● **To be done**:
Copy every entry word for word. Skip the pictures.

● **Material**:
--- begin ---

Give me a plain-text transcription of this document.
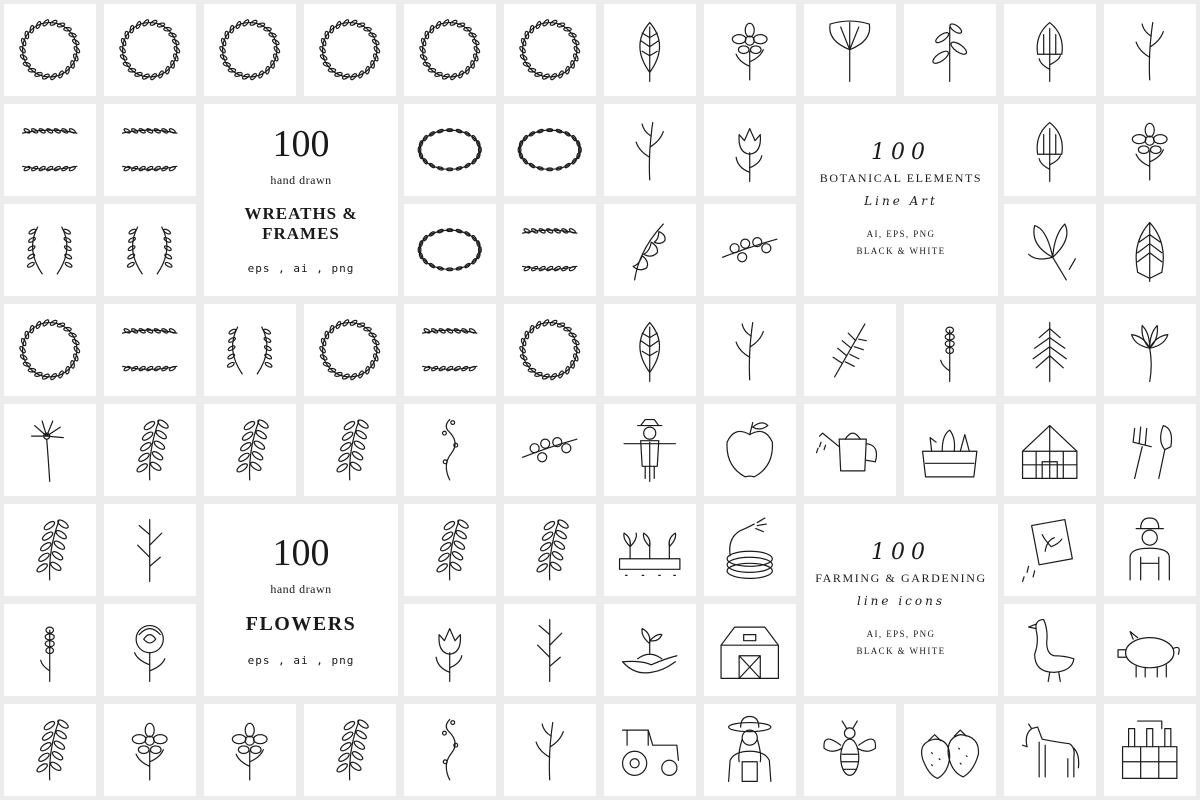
100
hand drawn
WREATHS & FRAMES
eps , ai , png
100
BOTANICAL ELEMENTS
Line Art
AI, EPS, PNG
BLACK & WHITE
100
hand drawn
FLOWERS
eps , ai , png
100
FARMING & GARDENING
line icons
AI, EPS, PNG
BLACK & WHITE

--- end ---

● **Written answer**:
Give me a plain-text transcription of this document.
100
hand drawn
WREATHS & FRAMES
eps , ai , png
100
BOTANICAL ELEMENTS
Line Art
AI, EPS, PNG
BLACK & WHITE
100
hand drawn
FLOWERS
eps , ai , png
100
FARMING & GARDENING
line icons
AI, EPS, PNG
BLACK & WHITE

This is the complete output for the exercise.